:: Material for the task ::
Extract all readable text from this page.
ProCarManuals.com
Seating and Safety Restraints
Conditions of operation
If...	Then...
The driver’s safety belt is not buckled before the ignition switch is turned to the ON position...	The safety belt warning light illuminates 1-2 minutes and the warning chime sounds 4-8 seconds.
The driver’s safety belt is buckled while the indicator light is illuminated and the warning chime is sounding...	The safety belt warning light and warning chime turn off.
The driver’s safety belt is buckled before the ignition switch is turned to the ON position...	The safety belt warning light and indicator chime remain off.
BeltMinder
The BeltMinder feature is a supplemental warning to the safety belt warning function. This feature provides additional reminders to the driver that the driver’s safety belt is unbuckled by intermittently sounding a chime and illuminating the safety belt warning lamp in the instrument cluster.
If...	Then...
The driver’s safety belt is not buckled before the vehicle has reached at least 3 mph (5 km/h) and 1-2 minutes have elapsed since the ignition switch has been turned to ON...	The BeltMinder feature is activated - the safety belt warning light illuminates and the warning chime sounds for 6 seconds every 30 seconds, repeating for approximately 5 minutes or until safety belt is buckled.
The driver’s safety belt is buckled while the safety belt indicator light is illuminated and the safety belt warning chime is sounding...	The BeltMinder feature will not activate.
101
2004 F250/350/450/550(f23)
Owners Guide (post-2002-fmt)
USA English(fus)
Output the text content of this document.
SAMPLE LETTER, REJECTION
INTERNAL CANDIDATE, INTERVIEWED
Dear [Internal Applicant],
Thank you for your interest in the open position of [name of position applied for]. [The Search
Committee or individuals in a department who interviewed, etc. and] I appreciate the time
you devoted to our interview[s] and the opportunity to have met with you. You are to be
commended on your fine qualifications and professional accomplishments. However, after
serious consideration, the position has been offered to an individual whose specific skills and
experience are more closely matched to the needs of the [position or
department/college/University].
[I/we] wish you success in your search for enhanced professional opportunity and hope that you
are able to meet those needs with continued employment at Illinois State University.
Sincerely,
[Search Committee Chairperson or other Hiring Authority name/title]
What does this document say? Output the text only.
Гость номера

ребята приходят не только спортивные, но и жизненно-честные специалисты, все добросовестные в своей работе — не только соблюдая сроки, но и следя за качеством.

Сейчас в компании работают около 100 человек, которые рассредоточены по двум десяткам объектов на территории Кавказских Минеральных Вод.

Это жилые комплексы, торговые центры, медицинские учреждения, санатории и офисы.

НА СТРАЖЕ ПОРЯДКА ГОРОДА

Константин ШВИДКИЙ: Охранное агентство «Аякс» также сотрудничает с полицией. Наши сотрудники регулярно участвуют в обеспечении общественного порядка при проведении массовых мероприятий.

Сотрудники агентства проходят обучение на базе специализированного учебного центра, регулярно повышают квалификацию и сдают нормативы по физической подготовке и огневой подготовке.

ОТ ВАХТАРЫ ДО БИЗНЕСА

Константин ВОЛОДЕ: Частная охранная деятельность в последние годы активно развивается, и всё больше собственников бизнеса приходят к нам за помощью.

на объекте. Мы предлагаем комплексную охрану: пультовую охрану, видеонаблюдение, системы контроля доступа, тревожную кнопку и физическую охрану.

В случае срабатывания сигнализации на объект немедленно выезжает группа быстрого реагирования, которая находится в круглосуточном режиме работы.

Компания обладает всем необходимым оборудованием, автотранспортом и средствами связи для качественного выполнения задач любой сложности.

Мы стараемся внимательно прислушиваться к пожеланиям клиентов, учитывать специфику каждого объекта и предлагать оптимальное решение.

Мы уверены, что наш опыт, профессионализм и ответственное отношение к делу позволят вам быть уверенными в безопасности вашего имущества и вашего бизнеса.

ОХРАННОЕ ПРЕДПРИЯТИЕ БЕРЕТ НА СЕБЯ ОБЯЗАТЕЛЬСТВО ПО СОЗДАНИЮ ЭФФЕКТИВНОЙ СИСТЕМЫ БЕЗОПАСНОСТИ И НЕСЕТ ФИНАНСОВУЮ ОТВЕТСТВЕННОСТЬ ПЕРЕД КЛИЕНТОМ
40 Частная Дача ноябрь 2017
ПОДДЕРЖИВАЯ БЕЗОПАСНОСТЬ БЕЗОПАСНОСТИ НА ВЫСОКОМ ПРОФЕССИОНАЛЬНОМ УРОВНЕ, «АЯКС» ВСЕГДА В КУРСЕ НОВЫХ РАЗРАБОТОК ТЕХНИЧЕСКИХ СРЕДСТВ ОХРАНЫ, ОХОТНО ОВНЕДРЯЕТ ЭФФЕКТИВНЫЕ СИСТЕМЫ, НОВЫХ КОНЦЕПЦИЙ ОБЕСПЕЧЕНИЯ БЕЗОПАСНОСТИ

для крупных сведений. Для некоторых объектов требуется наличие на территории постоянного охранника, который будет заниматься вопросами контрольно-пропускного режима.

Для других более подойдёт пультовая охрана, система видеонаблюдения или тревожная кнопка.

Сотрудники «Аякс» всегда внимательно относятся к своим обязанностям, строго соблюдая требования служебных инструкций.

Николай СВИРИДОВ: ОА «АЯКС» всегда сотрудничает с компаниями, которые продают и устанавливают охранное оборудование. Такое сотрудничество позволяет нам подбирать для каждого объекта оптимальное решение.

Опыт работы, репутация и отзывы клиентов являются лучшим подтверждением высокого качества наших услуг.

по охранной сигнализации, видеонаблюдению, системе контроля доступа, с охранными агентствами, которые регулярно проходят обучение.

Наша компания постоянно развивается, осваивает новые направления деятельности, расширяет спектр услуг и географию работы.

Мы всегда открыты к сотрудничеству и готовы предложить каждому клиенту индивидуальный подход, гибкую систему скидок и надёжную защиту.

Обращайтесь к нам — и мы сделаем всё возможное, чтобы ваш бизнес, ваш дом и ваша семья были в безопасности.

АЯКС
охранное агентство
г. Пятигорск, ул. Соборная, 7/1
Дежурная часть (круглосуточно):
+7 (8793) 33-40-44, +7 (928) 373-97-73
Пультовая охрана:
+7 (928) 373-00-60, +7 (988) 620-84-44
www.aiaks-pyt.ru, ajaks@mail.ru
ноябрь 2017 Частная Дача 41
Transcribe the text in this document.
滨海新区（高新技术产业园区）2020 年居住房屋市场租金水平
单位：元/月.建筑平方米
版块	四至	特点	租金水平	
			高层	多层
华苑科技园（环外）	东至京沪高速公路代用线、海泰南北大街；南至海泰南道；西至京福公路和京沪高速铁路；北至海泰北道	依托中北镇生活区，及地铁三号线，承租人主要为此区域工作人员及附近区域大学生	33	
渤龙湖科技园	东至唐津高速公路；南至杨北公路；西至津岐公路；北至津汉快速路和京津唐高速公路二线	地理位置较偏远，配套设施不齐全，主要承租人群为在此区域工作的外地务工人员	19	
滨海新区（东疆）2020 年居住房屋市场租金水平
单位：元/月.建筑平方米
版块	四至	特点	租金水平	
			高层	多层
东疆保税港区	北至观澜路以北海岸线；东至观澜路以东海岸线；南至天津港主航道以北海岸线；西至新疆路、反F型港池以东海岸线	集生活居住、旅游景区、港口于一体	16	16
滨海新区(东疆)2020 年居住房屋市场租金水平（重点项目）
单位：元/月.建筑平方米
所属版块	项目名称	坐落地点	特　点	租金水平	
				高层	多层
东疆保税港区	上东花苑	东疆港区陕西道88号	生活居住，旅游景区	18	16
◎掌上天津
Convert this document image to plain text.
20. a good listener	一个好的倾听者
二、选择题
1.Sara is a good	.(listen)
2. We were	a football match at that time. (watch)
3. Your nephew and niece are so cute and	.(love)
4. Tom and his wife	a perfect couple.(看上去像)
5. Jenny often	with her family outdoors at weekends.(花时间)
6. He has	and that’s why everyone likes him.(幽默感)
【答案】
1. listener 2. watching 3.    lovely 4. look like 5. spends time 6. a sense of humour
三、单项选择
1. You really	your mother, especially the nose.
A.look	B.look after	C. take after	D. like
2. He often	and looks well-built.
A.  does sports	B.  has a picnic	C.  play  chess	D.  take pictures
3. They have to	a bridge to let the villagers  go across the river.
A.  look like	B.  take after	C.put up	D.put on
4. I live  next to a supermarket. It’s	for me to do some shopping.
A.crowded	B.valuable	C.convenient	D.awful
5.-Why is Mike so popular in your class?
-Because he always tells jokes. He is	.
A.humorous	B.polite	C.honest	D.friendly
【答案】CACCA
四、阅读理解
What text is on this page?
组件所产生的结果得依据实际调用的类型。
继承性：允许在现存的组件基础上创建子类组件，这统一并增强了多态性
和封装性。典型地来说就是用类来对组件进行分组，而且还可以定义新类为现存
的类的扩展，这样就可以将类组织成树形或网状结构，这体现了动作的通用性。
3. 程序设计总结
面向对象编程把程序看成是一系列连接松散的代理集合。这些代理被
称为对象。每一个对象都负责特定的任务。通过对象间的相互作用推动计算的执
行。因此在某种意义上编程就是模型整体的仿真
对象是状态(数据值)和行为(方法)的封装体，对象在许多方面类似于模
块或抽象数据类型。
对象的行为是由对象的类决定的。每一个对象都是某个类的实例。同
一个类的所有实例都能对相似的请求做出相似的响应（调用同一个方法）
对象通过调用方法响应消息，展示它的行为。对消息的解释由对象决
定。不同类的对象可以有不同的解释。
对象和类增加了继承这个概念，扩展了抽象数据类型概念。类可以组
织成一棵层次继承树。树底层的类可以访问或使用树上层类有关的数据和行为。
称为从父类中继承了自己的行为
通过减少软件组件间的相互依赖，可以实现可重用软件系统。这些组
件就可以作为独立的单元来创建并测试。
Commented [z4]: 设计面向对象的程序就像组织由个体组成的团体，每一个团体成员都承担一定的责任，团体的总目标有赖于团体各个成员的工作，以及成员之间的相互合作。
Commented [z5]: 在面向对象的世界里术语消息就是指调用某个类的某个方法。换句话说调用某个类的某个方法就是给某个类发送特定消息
:::
## Brief
Pick out all lines containing the string "Commented".

## Problem solution
Commented [z4]: 设计面向对象的程序就像组织由个体组成的团体，每一个团体成员都承担一定的责任，团体的总目标有赖于团体各个成员的工作，以及成员之间的相互合作。
Commented [z5]: 在面向对象的世界里术语消息就是指调用某个类的某个方法。换句话说调用某个类的某个方法就是给某个类发送特定消息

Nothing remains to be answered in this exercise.